#### [Work required]
Count the lines in the records below that contain the word "page", and give only that number.

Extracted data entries
#####
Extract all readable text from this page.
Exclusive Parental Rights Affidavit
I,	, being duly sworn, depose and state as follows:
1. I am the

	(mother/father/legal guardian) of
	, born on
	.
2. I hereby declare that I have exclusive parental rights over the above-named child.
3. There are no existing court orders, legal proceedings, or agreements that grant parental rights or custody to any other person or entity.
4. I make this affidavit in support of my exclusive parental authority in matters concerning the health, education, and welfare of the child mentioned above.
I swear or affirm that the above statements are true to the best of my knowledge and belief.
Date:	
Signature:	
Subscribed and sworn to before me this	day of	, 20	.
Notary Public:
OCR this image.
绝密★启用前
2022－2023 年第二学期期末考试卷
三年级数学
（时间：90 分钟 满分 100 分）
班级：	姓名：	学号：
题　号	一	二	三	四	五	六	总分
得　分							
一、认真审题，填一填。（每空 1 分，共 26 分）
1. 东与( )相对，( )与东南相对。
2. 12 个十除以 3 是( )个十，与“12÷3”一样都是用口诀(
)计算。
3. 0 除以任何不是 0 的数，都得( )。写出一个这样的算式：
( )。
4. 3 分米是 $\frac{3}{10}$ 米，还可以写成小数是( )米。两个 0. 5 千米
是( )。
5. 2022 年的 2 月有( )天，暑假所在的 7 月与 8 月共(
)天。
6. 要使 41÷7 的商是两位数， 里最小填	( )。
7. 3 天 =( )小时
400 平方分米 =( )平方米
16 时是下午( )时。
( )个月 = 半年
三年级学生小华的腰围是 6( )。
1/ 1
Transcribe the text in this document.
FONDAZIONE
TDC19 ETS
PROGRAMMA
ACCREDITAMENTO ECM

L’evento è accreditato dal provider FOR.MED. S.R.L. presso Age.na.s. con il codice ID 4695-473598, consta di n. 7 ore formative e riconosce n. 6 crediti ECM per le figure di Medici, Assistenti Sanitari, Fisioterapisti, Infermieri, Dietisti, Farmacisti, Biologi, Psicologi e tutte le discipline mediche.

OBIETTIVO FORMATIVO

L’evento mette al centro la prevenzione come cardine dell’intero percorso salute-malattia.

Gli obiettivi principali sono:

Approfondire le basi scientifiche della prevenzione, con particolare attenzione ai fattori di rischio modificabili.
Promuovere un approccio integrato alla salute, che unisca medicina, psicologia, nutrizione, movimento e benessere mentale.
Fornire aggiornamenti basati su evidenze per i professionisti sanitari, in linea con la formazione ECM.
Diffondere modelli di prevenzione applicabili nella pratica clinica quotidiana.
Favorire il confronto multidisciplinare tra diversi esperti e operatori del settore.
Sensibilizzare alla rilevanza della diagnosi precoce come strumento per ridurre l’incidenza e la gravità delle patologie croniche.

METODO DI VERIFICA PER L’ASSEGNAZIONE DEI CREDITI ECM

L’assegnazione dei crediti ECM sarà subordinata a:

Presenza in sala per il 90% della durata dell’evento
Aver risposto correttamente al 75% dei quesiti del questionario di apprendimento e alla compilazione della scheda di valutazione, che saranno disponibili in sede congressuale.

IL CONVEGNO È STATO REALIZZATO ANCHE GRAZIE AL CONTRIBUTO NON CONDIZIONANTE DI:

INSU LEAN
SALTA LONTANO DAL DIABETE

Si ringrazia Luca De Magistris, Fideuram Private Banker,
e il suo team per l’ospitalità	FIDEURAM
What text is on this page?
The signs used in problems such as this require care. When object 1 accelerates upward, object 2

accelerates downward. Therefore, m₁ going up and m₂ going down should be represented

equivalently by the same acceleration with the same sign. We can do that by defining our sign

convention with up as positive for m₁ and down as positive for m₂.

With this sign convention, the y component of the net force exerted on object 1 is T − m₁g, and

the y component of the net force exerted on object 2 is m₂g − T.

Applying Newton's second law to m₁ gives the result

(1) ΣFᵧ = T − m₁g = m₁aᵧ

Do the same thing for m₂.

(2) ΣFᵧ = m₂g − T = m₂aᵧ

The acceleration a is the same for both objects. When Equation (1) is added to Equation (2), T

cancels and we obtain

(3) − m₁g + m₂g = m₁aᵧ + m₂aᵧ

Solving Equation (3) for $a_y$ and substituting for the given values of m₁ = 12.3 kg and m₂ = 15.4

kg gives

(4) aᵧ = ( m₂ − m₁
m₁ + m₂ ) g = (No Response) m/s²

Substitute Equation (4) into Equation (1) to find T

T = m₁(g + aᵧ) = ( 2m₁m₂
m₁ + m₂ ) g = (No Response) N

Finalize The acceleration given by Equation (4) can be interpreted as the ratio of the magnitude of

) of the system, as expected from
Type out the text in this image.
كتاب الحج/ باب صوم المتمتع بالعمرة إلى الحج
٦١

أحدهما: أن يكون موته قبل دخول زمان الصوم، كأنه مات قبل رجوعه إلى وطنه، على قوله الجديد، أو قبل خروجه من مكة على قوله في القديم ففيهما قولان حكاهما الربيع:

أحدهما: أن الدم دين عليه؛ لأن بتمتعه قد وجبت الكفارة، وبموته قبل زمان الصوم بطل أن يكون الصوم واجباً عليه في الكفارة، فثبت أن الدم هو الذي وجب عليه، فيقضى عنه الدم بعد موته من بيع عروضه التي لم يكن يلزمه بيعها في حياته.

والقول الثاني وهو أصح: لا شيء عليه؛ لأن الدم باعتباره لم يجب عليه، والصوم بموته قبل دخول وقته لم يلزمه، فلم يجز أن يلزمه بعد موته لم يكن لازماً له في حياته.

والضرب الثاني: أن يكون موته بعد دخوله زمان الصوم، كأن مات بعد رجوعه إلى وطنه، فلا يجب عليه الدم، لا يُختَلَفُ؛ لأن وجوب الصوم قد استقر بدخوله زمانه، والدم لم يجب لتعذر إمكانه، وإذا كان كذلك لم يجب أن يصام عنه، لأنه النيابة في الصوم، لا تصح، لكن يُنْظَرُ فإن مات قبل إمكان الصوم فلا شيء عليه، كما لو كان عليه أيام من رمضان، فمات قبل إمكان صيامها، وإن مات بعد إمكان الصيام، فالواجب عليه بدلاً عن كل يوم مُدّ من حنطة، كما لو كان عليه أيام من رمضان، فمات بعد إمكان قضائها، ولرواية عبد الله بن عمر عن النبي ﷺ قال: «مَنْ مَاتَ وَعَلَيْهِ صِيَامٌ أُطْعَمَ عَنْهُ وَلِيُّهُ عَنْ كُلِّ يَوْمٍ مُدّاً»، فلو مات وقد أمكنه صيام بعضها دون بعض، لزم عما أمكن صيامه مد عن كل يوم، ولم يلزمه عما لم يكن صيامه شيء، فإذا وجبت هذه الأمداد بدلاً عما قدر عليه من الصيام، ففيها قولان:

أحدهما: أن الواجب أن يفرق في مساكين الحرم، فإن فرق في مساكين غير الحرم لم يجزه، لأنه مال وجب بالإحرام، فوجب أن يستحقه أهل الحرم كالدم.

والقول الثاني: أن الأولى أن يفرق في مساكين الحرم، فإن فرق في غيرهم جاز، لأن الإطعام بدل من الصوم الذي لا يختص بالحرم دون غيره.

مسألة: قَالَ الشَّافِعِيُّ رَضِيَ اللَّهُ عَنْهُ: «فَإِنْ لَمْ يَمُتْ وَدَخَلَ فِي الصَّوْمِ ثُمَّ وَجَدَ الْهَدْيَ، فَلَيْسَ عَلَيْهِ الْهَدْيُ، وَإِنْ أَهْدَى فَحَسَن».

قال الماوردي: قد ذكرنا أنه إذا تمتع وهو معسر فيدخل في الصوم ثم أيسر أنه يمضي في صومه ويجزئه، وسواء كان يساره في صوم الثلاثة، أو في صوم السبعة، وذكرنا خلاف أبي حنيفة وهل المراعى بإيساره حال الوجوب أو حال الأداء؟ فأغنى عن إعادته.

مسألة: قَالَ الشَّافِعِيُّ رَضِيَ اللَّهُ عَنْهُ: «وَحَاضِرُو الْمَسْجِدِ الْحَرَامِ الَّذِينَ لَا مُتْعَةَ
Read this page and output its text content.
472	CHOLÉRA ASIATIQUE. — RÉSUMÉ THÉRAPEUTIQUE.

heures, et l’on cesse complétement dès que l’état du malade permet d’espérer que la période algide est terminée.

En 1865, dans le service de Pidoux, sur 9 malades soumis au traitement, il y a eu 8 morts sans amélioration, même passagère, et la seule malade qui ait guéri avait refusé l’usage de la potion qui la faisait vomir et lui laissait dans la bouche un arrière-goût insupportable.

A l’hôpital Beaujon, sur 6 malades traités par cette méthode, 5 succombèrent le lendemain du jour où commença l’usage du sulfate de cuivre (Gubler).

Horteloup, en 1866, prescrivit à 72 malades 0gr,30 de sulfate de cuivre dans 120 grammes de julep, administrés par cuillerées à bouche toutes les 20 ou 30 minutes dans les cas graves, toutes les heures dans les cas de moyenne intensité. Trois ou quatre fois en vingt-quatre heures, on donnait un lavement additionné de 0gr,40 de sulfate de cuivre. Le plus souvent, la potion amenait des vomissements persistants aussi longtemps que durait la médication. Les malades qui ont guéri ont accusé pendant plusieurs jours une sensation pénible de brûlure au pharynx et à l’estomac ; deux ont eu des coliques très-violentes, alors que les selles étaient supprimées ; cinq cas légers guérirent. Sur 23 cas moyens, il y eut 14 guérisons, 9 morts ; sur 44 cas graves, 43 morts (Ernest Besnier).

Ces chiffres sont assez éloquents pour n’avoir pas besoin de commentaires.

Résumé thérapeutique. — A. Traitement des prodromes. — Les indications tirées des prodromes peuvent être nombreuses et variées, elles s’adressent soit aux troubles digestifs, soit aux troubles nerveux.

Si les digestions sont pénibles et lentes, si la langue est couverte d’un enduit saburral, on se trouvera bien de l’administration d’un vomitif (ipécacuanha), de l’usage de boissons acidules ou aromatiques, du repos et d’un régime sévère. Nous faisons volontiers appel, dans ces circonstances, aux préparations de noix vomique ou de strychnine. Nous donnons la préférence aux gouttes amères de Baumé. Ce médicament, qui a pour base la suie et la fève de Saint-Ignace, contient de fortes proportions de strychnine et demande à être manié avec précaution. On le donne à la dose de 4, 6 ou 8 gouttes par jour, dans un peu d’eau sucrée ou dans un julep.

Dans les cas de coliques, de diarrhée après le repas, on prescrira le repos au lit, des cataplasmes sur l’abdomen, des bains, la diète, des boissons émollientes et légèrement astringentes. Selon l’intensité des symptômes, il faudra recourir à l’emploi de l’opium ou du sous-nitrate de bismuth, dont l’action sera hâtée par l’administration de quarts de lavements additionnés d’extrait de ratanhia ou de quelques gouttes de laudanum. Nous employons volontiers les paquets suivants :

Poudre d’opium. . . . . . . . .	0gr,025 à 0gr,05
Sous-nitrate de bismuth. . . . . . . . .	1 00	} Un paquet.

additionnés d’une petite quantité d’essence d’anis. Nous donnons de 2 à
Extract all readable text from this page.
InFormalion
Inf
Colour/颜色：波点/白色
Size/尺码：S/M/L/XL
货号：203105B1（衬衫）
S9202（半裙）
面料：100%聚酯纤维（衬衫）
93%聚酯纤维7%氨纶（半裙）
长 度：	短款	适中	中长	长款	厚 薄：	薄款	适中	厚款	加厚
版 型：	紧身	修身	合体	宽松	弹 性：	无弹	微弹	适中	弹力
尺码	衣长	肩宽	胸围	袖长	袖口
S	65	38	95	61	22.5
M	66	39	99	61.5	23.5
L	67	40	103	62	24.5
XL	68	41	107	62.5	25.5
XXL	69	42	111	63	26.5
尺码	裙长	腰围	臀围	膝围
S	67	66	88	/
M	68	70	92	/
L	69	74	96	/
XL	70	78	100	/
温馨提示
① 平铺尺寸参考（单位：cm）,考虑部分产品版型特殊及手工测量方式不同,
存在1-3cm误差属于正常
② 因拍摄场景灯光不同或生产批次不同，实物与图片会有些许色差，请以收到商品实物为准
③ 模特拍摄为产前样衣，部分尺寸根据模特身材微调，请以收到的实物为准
#####
#### [Exercise solution]
4